→ Record list:

──────────────────────────────

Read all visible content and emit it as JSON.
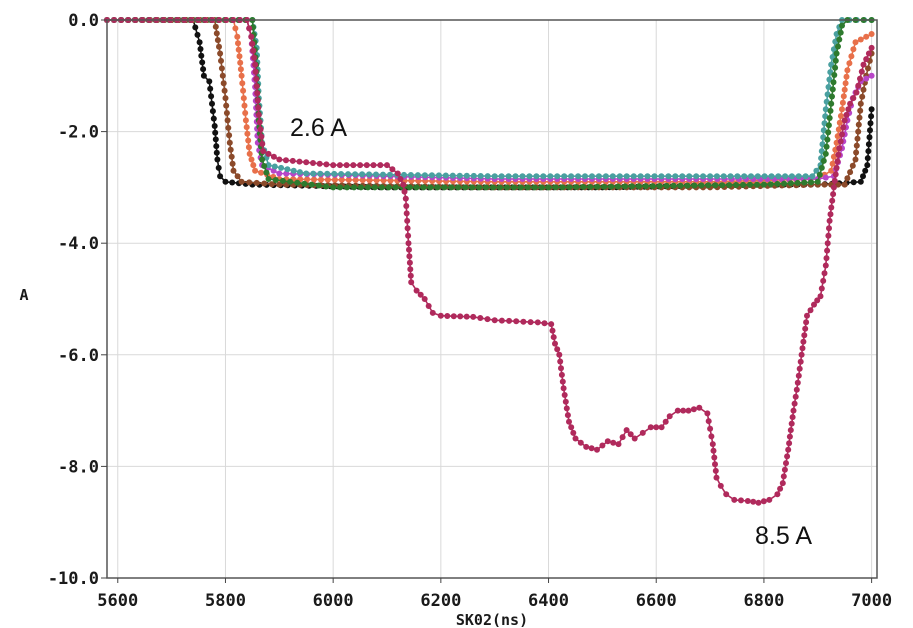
{
  "chart_data": {
    "type": "line",
    "title": "",
    "xlabel": "SK02(ns)",
    "ylabel": "A",
    "xlim": [
      5580,
      7010
    ],
    "ylim": [
      -10,
      0
    ],
    "x_ticks": [
      "5600",
      "5800",
      "6000",
      "6200",
      "6400",
      "6600",
      "6800",
      "7000"
    ],
    "y_ticks": [
      "0.0",
      "-2.0",
      "-4.0",
      "-6.0",
      "-8.0",
      "-10.0"
    ],
    "x_tick_values": [
      5600,
      5800,
      6000,
      6200,
      6400,
      6600,
      6800,
      7000
    ],
    "y_tick_values": [
      0,
      -2,
      -4,
      -6,
      -8,
      -10
    ],
    "grid": true,
    "annotations": [
      {
        "text": "2.6 A",
        "x": 5930,
        "y": -1.85
      },
      {
        "text": "8.5 A",
        "x": 6780,
        "y": -9.35
      }
    ],
    "series": [
      {
        "color": "#111111",
        "points": [
          [
            5580,
            0
          ],
          [
            5740,
            0
          ],
          [
            5752,
            -0.4
          ],
          [
            5760,
            -1.0
          ],
          [
            5770,
            -1.1
          ],
          [
            5780,
            -1.9
          ],
          [
            5785,
            -2.5
          ],
          [
            5790,
            -2.8
          ],
          [
            5800,
            -2.9
          ],
          [
            5850,
            -2.95
          ],
          [
            6100,
            -3.0
          ],
          [
            6500,
            -3.0
          ],
          [
            6800,
            -2.95
          ],
          [
            6900,
            -2.95
          ],
          [
            6980,
            -2.9
          ],
          [
            6992,
            -2.6
          ],
          [
            7000,
            -1.6
          ]
        ]
      },
      {
        "color": "#8b4a2a",
        "points": [
          [
            5580,
            0
          ],
          [
            5780,
            0
          ],
          [
            5790,
            -0.6
          ],
          [
            5800,
            -1.4
          ],
          [
            5808,
            -2.2
          ],
          [
            5815,
            -2.7
          ],
          [
            5830,
            -2.9
          ],
          [
            5900,
            -2.95
          ],
          [
            6300,
            -3.0
          ],
          [
            6700,
            -3.0
          ],
          [
            6900,
            -2.95
          ],
          [
            6950,
            -2.95
          ],
          [
            6970,
            -2.5
          ],
          [
            6980,
            -1.5
          ],
          [
            6990,
            -1.0
          ],
          [
            7000,
            -0.6
          ]
        ]
      },
      {
        "color": "#e8704a",
        "points": [
          [
            5580,
            0
          ],
          [
            5815,
            0
          ],
          [
            5822,
            -0.3
          ],
          [
            5830,
            -1.0
          ],
          [
            5838,
            -1.8
          ],
          [
            5845,
            -2.4
          ],
          [
            5855,
            -2.7
          ],
          [
            5900,
            -2.85
          ],
          [
            6300,
            -2.9
          ],
          [
            6700,
            -2.9
          ],
          [
            6900,
            -2.85
          ],
          [
            6925,
            -2.7
          ],
          [
            6935,
            -2.2
          ],
          [
            6945,
            -1.6
          ],
          [
            6955,
            -0.9
          ],
          [
            6970,
            -0.4
          ],
          [
            7000,
            -0.25
          ]
        ]
      },
      {
        "color": "#b845c8",
        "points": [
          [
            5580,
            0
          ],
          [
            5840,
            0
          ],
          [
            5848,
            -0.3
          ],
          [
            5855,
            -1.2
          ],
          [
            5860,
            -2.2
          ],
          [
            5868,
            -2.6
          ],
          [
            5900,
            -2.75
          ],
          [
            6300,
            -2.85
          ],
          [
            6700,
            -2.85
          ],
          [
            6900,
            -2.85
          ],
          [
            6930,
            -2.8
          ],
          [
            6945,
            -2.3
          ],
          [
            6955,
            -1.8
          ],
          [
            6965,
            -1.4
          ],
          [
            6980,
            -1.1
          ],
          [
            7000,
            -1.0
          ]
        ]
      },
      {
        "color": "#4aa0a0",
        "points": [
          [
            5580,
            0
          ],
          [
            5850,
            0
          ],
          [
            5858,
            -0.5
          ],
          [
            5862,
            -1.4
          ],
          [
            5868,
            -2.2
          ],
          [
            5880,
            -2.6
          ],
          [
            5950,
            -2.75
          ],
          [
            6300,
            -2.8
          ],
          [
            6700,
            -2.8
          ],
          [
            6890,
            -2.8
          ],
          [
            6905,
            -2.6
          ],
          [
            6915,
            -1.6
          ],
          [
            6925,
            -0.8
          ],
          [
            6935,
            -0.25
          ],
          [
            6945,
            0
          ],
          [
            7000,
            0
          ]
        ]
      },
      {
        "color": "#2e7a2e",
        "points": [
          [
            5580,
            0
          ],
          [
            5850,
            0
          ],
          [
            5857,
            -0.8
          ],
          [
            5862,
            -1.8
          ],
          [
            5868,
            -2.5
          ],
          [
            5880,
            -2.85
          ],
          [
            6000,
            -3.0
          ],
          [
            6400,
            -3.0
          ],
          [
            6800,
            -2.95
          ],
          [
            6900,
            -2.9
          ],
          [
            6915,
            -2.4
          ],
          [
            6925,
            -1.5
          ],
          [
            6935,
            -0.6
          ],
          [
            6945,
            -0.1
          ],
          [
            6955,
            0
          ],
          [
            7000,
            0
          ]
        ]
      },
      {
        "color": "#b02a5c",
        "points": [
          [
            5580,
            0
          ],
          [
            5840,
            0
          ],
          [
            5848,
            -0.3
          ],
          [
            5855,
            -0.8
          ],
          [
            5862,
            -1.7
          ],
          [
            5870,
            -2.35
          ],
          [
            5900,
            -2.5
          ],
          [
            5950,
            -2.55
          ],
          [
            6000,
            -2.6
          ],
          [
            6050,
            -2.6
          ],
          [
            6100,
            -2.6
          ],
          [
            6120,
            -2.75
          ],
          [
            6130,
            -2.95
          ],
          [
            6135,
            -3.2
          ],
          [
            6140,
            -4.0
          ],
          [
            6145,
            -4.7
          ],
          [
            6155,
            -4.85
          ],
          [
            6170,
            -5.0
          ],
          [
            6185,
            -5.25
          ],
          [
            6200,
            -5.3
          ],
          [
            6260,
            -5.32
          ],
          [
            6300,
            -5.38
          ],
          [
            6340,
            -5.4
          ],
          [
            6380,
            -5.42
          ],
          [
            6405,
            -5.45
          ],
          [
            6412,
            -5.8
          ],
          [
            6420,
            -6.0
          ],
          [
            6428,
            -6.6
          ],
          [
            6438,
            -7.2
          ],
          [
            6450,
            -7.5
          ],
          [
            6470,
            -7.65
          ],
          [
            6490,
            -7.7
          ],
          [
            6510,
            -7.55
          ],
          [
            6530,
            -7.6
          ],
          [
            6545,
            -7.35
          ],
          [
            6560,
            -7.5
          ],
          [
            6575,
            -7.4
          ],
          [
            6590,
            -7.3
          ],
          [
            6610,
            -7.3
          ],
          [
            6625,
            -7.1
          ],
          [
            6640,
            -7.0
          ],
          [
            6660,
            -7.0
          ],
          [
            6680,
            -6.95
          ],
          [
            6695,
            -7.05
          ],
          [
            6705,
            -7.6
          ],
          [
            6712,
            -8.2
          ],
          [
            6720,
            -8.35
          ],
          [
            6730,
            -8.5
          ],
          [
            6745,
            -8.6
          ],
          [
            6770,
            -8.62
          ],
          [
            6790,
            -8.65
          ],
          [
            6810,
            -8.6
          ],
          [
            6825,
            -8.5
          ],
          [
            6835,
            -8.3
          ],
          [
            6845,
            -7.7
          ],
          [
            6855,
            -7.0
          ],
          [
            6863,
            -6.5
          ],
          [
            6870,
            -6.0
          ],
          [
            6880,
            -5.3
          ],
          [
            6893,
            -5.1
          ],
          [
            6905,
            -4.95
          ],
          [
            6915,
            -4.4
          ],
          [
            6922,
            -3.6
          ],
          [
            6930,
            -3.0
          ],
          [
            6940,
            -2.3
          ],
          [
            6950,
            -1.8
          ],
          [
            6960,
            -1.5
          ],
          [
            6972,
            -1.3
          ],
          [
            6985,
            -0.8
          ],
          [
            7000,
            -0.5
          ]
        ]
      }
    ]
  }
}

──────────────────────────────

→ Problem to work on:
Tally up the lines holding the string "color" in this listing, and report the total alone.

→ Full output:
7